▶ **GIVEN TASK**
Extract the listing below in full, unchanged.

---

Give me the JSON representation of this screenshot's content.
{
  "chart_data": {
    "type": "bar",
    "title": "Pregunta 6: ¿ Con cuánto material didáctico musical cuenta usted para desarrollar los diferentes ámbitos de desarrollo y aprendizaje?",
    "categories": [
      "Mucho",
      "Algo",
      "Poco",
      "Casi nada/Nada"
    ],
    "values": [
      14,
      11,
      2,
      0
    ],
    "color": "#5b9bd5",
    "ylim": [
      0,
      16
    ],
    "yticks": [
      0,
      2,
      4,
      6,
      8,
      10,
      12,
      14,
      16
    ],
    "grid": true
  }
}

---

▶ **TASK OUTPUT**
Give me the JSON representation of this screenshot's content.
{
  "chart_data": {
    "type": "bar",
    "title": "Pregunta 6: ¿ Con cuánto material didáctico musical cuenta usted para desarrollar los diferentes ámbitos de desarrollo y aprendizaje?",
    "categories": [
      "Mucho",
      "Algo",
      "Poco",
      "Casi nada/Nada"
    ],
    "values": [
      14,
      11,
      2,
      0
    ],
    "color": "#5b9bd5",
    "ylim": [
      0,
      16
    ],
    "yticks": [
      0,
      2,
      4,
      6,
      8,
      10,
      12,
      14,
      16
    ],
    "grid": true
  }
}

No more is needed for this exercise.